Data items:
▶

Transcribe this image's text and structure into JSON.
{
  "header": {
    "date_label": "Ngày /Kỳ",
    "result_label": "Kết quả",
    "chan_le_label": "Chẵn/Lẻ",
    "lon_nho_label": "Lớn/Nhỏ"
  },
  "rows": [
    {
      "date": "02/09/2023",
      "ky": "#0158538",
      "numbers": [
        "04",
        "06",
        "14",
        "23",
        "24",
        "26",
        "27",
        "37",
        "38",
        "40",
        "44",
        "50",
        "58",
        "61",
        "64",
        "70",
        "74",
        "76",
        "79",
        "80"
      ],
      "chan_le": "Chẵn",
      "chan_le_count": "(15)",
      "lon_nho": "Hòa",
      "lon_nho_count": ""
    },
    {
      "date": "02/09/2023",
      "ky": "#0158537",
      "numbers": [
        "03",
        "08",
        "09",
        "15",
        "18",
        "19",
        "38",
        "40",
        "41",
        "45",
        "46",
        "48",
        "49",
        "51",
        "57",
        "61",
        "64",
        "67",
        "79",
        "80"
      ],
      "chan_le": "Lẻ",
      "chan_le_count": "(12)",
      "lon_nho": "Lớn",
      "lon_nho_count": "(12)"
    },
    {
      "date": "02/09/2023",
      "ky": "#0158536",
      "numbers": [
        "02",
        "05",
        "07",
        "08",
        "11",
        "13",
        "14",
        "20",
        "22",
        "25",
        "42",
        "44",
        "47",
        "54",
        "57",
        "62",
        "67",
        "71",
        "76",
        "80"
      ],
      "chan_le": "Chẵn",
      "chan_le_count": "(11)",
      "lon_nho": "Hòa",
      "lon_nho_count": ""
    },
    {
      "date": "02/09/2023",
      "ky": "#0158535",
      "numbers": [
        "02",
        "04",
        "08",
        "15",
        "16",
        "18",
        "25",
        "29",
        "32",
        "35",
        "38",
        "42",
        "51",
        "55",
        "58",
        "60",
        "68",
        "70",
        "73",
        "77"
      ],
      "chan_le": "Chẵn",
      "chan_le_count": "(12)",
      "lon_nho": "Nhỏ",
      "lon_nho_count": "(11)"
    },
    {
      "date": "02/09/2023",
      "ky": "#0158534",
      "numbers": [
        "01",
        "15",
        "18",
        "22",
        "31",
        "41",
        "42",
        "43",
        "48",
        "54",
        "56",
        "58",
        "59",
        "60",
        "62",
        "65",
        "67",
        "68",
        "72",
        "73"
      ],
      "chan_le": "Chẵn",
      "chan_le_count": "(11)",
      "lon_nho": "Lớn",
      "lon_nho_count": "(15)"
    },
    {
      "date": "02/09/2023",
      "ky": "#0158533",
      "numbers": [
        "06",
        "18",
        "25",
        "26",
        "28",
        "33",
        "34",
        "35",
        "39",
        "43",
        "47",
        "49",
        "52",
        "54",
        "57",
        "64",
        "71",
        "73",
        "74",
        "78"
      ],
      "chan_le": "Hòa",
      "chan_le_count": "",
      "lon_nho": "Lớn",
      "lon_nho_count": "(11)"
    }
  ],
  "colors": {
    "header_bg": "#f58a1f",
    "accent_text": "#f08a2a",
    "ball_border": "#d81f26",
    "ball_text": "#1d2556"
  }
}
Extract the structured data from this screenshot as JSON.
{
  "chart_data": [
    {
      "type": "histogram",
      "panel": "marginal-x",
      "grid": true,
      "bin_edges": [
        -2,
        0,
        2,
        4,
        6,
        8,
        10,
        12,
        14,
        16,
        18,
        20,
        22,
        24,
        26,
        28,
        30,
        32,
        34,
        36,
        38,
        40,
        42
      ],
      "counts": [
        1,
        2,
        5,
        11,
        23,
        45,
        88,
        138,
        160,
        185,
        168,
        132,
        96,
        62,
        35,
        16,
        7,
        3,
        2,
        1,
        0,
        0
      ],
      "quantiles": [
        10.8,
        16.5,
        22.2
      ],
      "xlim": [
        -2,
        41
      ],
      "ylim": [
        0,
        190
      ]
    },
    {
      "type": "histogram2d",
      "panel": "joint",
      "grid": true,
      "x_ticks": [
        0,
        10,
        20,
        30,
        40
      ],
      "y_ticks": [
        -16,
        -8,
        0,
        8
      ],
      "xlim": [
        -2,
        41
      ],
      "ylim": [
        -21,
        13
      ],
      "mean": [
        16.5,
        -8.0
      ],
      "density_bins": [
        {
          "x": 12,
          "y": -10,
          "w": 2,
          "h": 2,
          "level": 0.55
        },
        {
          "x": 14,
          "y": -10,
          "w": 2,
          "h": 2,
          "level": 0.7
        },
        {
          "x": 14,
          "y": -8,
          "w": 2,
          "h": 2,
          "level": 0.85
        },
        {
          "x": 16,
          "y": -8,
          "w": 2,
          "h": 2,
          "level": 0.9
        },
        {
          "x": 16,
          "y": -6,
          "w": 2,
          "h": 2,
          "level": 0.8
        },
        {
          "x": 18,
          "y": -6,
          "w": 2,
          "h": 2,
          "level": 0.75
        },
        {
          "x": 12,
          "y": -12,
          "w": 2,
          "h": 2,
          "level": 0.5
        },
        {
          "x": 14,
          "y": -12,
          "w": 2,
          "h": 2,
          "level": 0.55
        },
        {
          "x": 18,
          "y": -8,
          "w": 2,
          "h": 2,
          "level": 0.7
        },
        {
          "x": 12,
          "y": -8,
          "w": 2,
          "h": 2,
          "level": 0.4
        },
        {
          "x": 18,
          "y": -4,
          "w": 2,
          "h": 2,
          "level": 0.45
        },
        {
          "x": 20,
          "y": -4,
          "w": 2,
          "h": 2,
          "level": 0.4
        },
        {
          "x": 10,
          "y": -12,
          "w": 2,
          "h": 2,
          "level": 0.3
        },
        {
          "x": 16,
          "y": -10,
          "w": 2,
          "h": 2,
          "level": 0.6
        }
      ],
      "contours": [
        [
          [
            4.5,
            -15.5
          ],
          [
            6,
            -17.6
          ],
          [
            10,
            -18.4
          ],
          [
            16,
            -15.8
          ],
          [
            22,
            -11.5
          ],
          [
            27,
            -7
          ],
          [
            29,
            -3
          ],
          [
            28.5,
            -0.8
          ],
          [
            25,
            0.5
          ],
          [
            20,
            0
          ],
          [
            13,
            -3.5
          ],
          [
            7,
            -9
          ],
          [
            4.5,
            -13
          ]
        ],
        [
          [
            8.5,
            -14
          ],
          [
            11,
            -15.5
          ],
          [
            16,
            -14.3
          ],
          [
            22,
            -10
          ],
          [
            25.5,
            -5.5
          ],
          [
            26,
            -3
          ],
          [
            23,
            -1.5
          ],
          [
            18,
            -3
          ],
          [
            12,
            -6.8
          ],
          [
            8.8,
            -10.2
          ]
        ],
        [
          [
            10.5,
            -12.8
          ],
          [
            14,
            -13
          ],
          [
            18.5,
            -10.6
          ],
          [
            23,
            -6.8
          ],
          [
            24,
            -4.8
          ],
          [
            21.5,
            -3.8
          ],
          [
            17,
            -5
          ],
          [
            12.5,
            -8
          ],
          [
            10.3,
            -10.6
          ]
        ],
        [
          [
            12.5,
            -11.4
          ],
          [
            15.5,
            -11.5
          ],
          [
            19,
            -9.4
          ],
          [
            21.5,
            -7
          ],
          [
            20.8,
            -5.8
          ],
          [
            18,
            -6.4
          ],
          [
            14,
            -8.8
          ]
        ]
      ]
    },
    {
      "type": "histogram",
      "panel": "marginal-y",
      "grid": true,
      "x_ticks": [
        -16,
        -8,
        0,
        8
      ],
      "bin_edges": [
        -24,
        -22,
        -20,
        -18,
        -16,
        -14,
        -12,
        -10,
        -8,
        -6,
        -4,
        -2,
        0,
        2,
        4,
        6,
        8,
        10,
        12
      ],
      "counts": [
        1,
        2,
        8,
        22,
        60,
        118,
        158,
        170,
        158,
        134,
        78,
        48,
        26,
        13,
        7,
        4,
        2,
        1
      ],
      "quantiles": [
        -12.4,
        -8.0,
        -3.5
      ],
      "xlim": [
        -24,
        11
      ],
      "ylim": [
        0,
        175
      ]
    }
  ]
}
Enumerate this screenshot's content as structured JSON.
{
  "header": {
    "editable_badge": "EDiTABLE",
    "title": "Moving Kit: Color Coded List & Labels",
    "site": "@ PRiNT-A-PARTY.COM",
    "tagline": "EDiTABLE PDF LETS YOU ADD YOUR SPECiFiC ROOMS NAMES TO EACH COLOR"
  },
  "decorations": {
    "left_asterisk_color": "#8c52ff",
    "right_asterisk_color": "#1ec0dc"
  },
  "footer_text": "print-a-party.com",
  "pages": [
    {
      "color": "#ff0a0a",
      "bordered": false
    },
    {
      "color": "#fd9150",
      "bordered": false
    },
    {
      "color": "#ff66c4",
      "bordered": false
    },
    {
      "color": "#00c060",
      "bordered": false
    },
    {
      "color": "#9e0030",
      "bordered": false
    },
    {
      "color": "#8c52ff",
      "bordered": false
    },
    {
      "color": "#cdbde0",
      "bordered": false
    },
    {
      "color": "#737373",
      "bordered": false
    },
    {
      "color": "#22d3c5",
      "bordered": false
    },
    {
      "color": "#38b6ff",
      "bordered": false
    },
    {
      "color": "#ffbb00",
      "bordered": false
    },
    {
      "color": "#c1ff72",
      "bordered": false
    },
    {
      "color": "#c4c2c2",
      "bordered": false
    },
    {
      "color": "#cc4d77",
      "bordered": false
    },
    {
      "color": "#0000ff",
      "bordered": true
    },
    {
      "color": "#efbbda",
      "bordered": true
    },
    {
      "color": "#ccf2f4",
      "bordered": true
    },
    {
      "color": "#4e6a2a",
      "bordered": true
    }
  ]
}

◀

*The exercise:* Starting at the line with "Enumerate this screenshot's", copy every line up to and including the last one in the entries above.

*Output of the exercise:*
Enumerate this screenshot's content as structured JSON.
{
  "header": {
    "editable_badge": "EDiTABLE",
    "title": "Moving Kit: Color Coded List & Labels",
    "site": "@ PRiNT-A-PARTY.COM",
    "tagline": "EDiTABLE PDF LETS YOU ADD YOUR SPECiFiC ROOMS NAMES TO EACH COLOR"
  },
  "decorations": {
    "left_asterisk_color": "#8c52ff",
    "right_asterisk_color": "#1ec0dc"
  },
  "footer_text": "print-a-party.com",
  "pages": [
    {
      "color": "#ff0a0a",
      "bordered": false
    },
    {
      "color": "#fd9150",
      "bordered": false
    },
    {
      "color": "#ff66c4",
      "bordered": false
    },
    {
      "color": "#00c060",
      "bordered": false
    },
    {
      "color": "#9e0030",
      "bordered": false
    },
    {
      "color": "#8c52ff",
      "bordered": false
    },
    {
      "color": "#cdbde0",
      "bordered": false
    },
    {
      "color": "#737373",
      "bordered": false
    },
    {
      "color": "#22d3c5",
      "bordered": false
    },
    {
      "color": "#38b6ff",
      "bordered": false
    },
    {
      "color": "#ffbb00",
      "bordered": false
    },
    {
      "color": "#c1ff72",
      "bordered": false
    },
    {
      "color": "#c4c2c2",
      "bordered": false
    },
    {
      "color": "#cc4d77",
      "bordered": false
    },
    {
      "color": "#0000ff",
      "bordered": true
    },
    {
      "color": "#efbbda",
      "bordered": true
    },
    {
      "color": "#ccf2f4",
      "bordered": true
    },
    {
      "color": "#4e6a2a",
      "bordered": true
    }
  ]
}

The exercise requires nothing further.